:: DATASET ENTRIES
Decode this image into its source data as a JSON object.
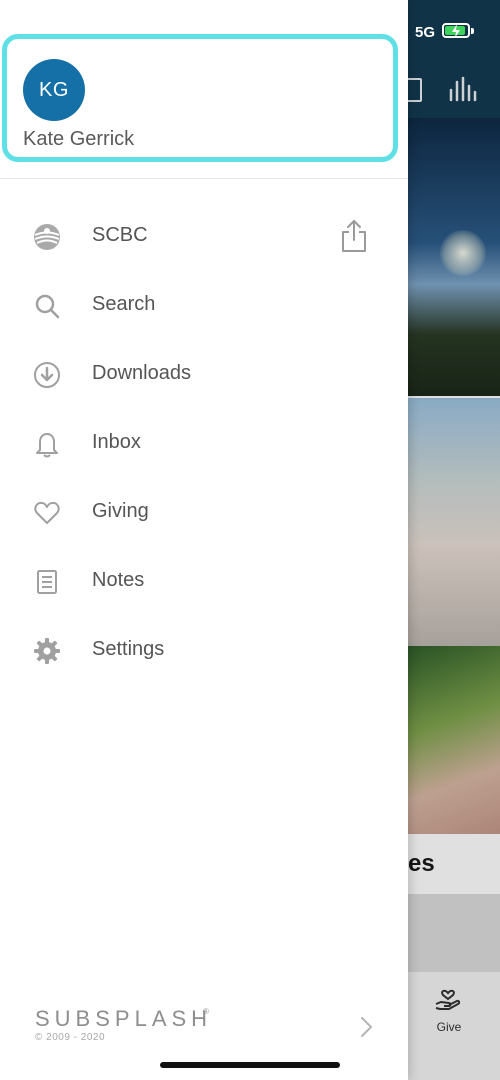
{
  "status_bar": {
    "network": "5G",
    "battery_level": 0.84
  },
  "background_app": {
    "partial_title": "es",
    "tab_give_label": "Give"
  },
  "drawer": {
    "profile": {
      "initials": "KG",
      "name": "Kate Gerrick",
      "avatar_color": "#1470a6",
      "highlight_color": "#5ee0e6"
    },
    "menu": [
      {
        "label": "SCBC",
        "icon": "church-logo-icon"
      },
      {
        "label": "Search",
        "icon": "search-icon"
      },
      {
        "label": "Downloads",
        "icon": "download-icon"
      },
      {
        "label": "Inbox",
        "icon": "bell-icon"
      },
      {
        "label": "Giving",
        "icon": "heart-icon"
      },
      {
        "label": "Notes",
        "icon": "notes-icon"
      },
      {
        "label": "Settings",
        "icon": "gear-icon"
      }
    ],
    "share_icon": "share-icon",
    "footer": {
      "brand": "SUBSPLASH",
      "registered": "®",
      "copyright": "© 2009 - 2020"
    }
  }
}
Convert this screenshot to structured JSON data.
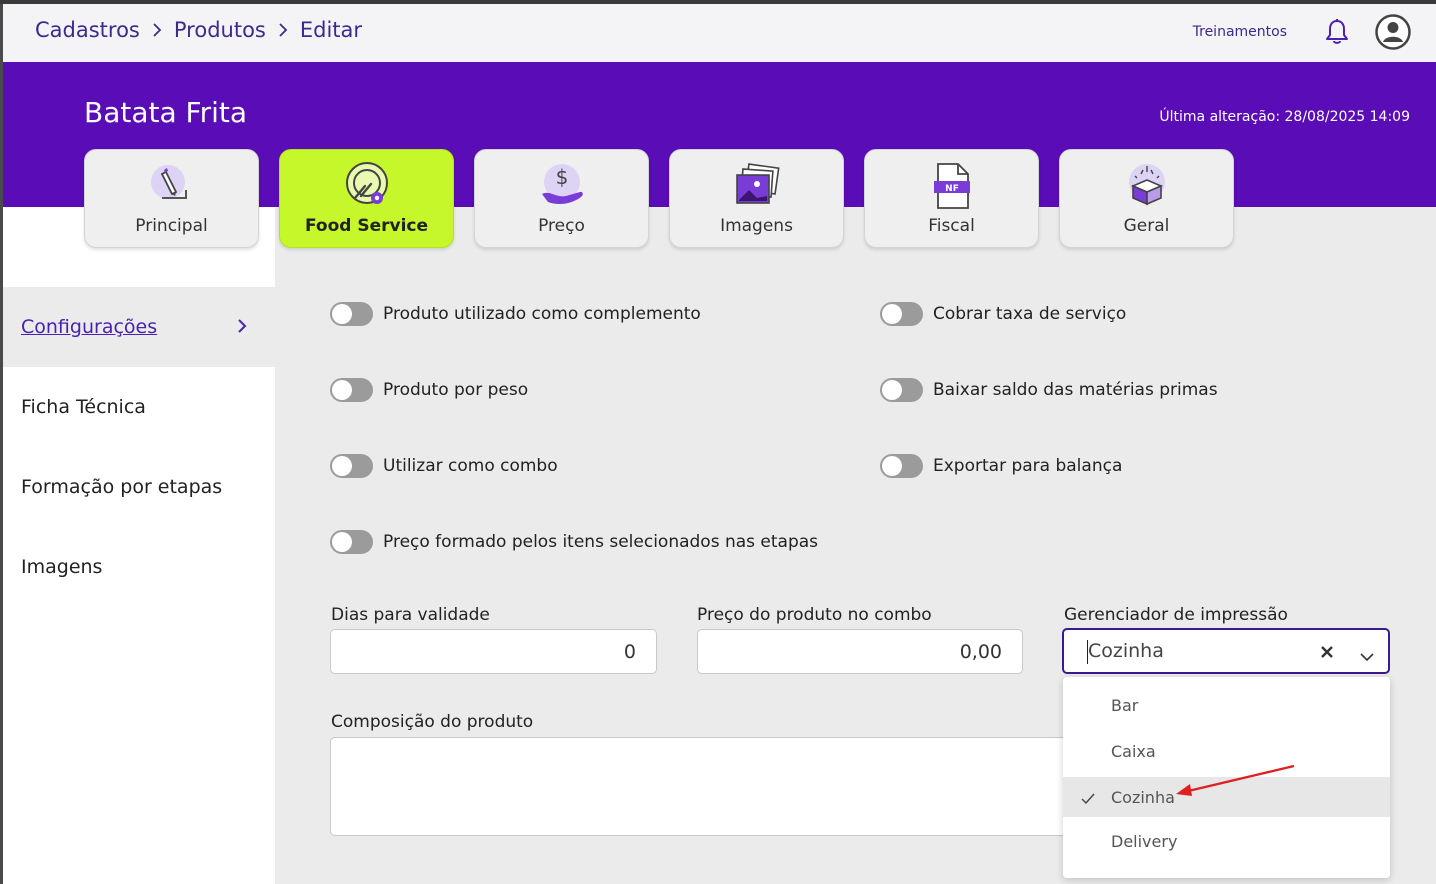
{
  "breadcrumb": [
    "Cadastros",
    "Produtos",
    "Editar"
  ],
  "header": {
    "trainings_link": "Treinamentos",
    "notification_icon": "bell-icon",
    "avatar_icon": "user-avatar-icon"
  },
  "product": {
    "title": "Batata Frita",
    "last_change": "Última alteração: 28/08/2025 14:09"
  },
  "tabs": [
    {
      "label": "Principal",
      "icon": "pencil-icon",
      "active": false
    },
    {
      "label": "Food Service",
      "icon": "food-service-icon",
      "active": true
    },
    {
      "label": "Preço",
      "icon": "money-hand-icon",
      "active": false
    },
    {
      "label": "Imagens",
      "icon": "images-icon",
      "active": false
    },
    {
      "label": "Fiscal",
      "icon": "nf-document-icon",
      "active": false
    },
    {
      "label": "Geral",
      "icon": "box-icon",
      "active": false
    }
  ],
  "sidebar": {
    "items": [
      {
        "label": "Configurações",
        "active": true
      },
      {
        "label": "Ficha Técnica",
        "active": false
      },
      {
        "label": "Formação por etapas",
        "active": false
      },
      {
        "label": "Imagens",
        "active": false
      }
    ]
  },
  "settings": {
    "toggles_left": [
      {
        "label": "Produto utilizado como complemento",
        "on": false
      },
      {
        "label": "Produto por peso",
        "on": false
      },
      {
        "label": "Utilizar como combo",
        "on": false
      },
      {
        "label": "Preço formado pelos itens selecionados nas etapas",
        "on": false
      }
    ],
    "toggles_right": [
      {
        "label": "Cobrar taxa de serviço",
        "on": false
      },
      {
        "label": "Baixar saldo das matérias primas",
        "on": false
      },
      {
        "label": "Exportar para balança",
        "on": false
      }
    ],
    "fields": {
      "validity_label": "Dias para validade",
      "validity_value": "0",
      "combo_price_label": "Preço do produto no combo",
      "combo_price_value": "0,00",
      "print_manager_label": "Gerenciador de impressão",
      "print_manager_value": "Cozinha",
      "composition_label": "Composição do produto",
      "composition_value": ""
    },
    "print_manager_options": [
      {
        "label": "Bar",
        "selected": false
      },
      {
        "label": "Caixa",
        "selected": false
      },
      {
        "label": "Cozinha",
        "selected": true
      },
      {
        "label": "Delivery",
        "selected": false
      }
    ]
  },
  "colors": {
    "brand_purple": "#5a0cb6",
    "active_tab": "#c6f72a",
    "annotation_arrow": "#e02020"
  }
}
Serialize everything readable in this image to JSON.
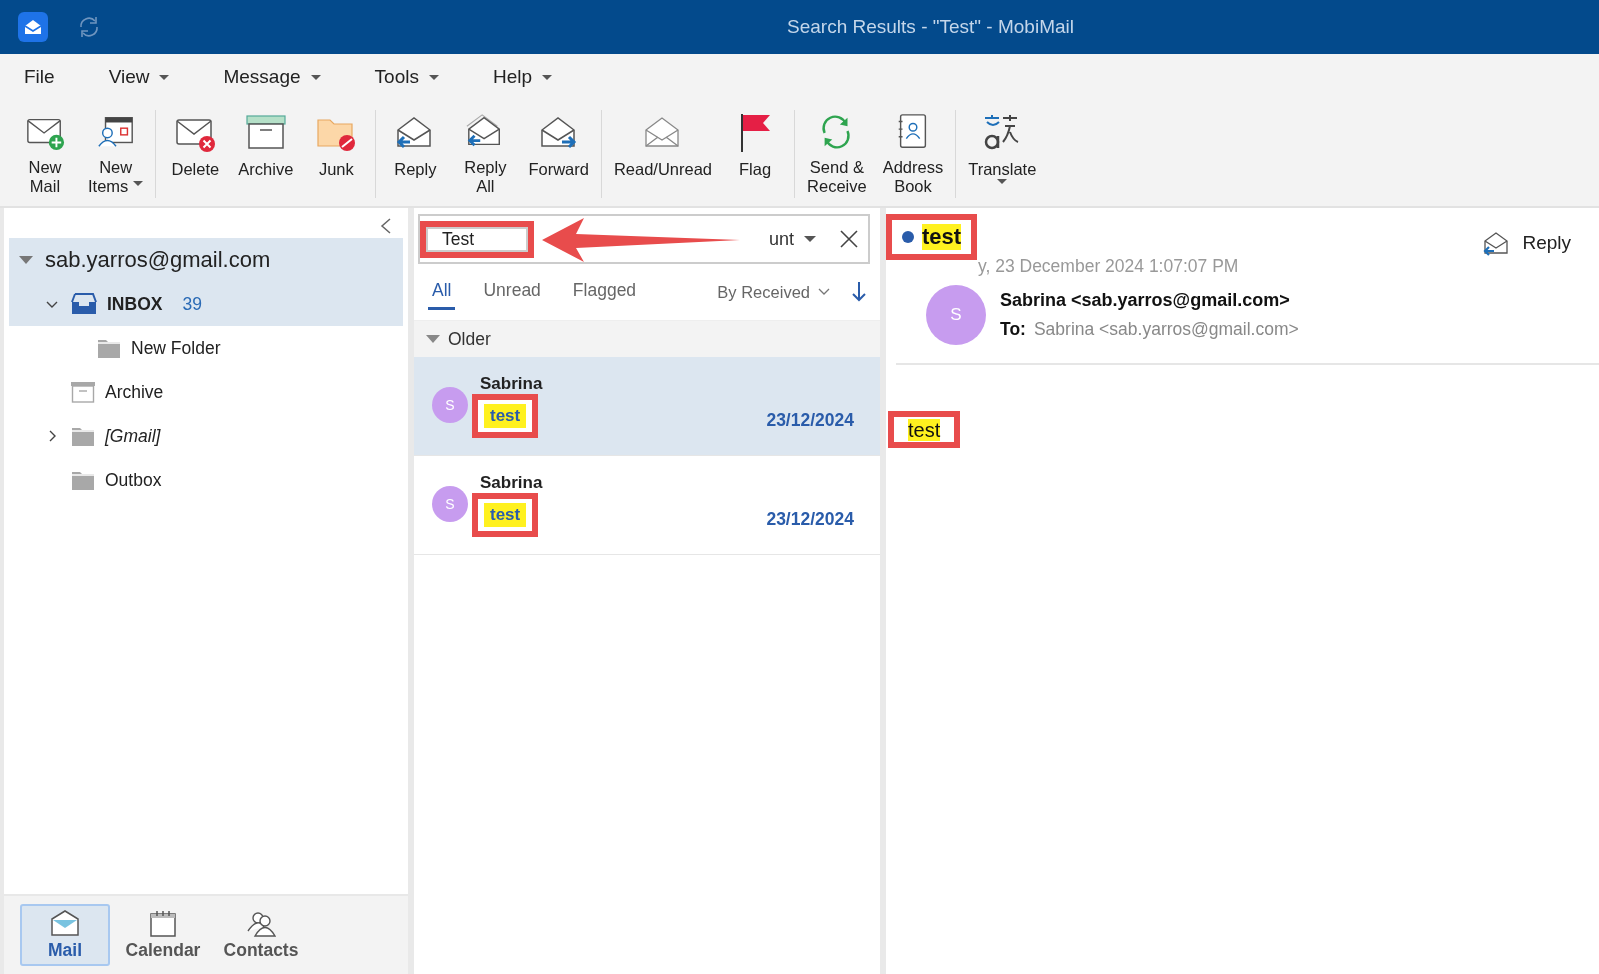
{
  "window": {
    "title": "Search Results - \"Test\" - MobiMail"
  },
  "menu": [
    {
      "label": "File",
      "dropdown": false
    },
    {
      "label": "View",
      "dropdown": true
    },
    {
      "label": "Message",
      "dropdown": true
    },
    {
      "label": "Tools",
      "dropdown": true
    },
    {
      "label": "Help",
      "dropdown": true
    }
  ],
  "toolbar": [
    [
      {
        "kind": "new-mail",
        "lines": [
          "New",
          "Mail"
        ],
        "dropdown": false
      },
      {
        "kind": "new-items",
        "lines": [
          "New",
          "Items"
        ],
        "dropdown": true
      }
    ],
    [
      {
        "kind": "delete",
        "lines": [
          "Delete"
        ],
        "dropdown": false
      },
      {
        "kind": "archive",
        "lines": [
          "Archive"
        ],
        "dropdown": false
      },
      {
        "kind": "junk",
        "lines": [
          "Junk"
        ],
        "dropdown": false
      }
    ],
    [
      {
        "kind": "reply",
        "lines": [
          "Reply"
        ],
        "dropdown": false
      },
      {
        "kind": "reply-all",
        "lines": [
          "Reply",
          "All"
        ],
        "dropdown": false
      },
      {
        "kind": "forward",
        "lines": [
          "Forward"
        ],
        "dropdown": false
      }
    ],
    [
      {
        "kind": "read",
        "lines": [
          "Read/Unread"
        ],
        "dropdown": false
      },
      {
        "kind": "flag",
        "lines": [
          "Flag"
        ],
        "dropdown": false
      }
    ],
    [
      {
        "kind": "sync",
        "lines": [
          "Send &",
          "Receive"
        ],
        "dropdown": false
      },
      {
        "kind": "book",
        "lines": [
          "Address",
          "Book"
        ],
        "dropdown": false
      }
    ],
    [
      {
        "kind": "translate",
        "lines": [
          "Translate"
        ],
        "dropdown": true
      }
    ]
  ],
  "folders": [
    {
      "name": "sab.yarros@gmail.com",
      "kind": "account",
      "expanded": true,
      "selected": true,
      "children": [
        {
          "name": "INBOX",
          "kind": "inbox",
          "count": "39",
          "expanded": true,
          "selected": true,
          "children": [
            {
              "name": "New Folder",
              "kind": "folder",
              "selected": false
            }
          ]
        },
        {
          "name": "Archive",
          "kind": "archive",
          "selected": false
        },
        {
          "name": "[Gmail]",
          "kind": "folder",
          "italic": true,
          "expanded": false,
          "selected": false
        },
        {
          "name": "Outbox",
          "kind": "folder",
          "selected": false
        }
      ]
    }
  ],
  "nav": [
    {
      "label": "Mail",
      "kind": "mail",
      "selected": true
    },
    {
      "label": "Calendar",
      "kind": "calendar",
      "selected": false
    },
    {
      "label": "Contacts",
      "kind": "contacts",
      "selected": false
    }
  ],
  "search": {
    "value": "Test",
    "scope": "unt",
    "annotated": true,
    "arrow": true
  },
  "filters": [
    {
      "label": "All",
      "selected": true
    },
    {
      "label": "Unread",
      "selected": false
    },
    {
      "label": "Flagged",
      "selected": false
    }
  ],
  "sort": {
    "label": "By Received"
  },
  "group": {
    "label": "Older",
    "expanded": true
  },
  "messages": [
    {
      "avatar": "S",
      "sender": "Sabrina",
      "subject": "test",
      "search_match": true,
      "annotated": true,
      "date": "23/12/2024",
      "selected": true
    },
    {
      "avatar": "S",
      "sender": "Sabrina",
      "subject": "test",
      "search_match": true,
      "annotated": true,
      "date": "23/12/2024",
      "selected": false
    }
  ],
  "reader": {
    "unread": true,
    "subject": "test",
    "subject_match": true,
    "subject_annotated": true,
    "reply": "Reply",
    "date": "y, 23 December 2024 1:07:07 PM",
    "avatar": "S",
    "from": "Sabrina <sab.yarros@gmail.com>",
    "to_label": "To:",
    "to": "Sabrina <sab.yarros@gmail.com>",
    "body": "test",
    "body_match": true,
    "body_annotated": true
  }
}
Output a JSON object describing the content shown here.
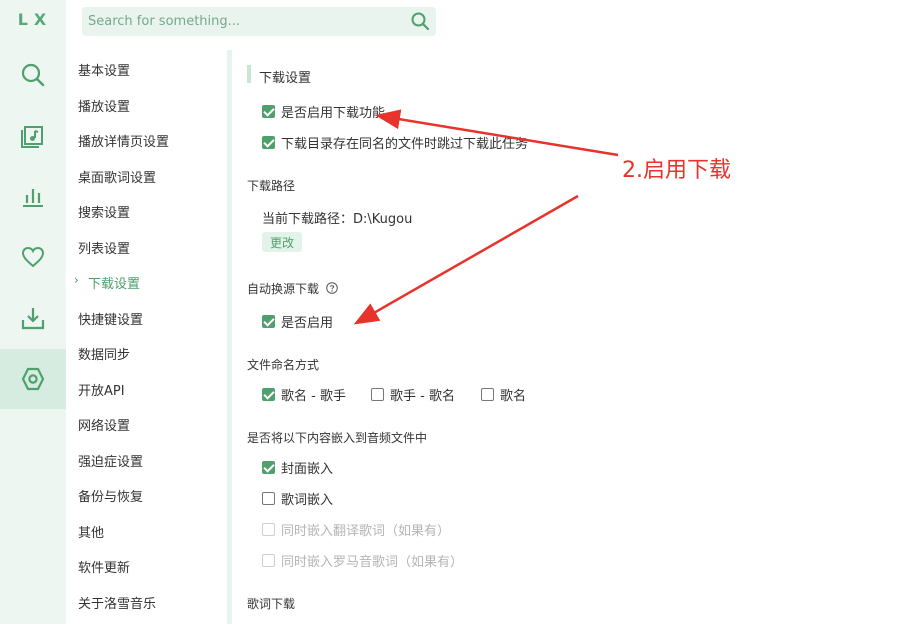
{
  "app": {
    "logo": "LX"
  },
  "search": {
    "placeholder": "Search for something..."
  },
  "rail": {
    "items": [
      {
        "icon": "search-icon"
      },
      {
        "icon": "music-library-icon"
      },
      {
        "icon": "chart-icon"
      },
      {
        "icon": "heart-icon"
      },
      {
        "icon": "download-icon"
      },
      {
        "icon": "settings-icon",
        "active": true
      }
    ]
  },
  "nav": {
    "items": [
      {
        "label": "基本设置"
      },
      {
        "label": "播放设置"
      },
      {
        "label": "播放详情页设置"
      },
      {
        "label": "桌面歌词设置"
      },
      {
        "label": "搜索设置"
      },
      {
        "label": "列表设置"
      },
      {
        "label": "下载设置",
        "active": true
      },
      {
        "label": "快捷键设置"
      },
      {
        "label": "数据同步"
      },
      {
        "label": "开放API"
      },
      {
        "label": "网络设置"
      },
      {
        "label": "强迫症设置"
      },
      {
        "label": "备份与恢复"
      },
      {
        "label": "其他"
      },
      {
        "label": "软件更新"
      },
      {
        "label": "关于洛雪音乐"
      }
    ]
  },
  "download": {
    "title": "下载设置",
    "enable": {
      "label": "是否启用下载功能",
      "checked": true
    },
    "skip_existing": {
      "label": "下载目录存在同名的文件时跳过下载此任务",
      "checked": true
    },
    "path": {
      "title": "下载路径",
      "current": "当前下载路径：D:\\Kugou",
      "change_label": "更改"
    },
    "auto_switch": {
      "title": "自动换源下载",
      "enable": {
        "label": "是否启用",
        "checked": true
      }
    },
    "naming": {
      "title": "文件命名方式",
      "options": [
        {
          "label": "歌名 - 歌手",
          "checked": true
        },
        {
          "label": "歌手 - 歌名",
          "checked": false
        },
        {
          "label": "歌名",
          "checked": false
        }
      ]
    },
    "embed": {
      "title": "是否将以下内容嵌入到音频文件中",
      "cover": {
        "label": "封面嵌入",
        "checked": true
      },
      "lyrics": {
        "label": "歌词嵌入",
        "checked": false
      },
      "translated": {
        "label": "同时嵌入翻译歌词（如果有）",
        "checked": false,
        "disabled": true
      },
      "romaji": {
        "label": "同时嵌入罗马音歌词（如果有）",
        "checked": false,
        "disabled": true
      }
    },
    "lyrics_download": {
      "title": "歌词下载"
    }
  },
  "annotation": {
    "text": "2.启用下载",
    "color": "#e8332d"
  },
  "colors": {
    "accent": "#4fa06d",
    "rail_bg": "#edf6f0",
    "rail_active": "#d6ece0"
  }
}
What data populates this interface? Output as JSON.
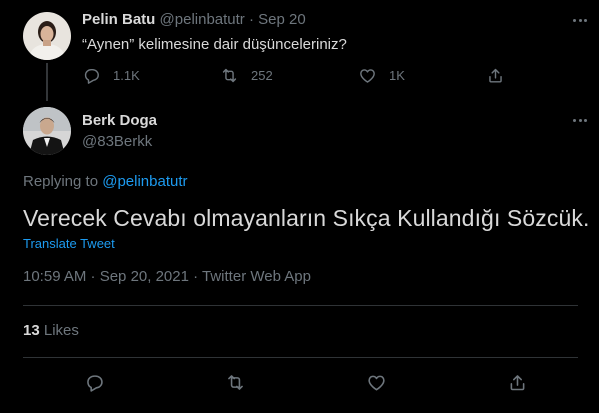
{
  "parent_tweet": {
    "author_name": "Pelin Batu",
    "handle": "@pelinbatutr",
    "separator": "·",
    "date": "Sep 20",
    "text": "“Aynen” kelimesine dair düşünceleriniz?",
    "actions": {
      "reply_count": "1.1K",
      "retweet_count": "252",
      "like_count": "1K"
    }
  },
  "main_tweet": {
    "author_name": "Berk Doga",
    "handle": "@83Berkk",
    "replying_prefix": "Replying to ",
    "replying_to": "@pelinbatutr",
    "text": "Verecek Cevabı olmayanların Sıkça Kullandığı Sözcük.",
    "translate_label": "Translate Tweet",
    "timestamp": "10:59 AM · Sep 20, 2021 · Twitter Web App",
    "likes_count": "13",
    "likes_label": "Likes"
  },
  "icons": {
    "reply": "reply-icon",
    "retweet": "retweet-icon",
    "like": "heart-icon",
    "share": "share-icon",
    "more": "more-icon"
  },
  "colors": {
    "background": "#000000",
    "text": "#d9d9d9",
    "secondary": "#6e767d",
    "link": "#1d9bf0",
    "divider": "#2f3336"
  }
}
::::
Above is a listing; report how many of its lines include the word "handle", giving the number only.

2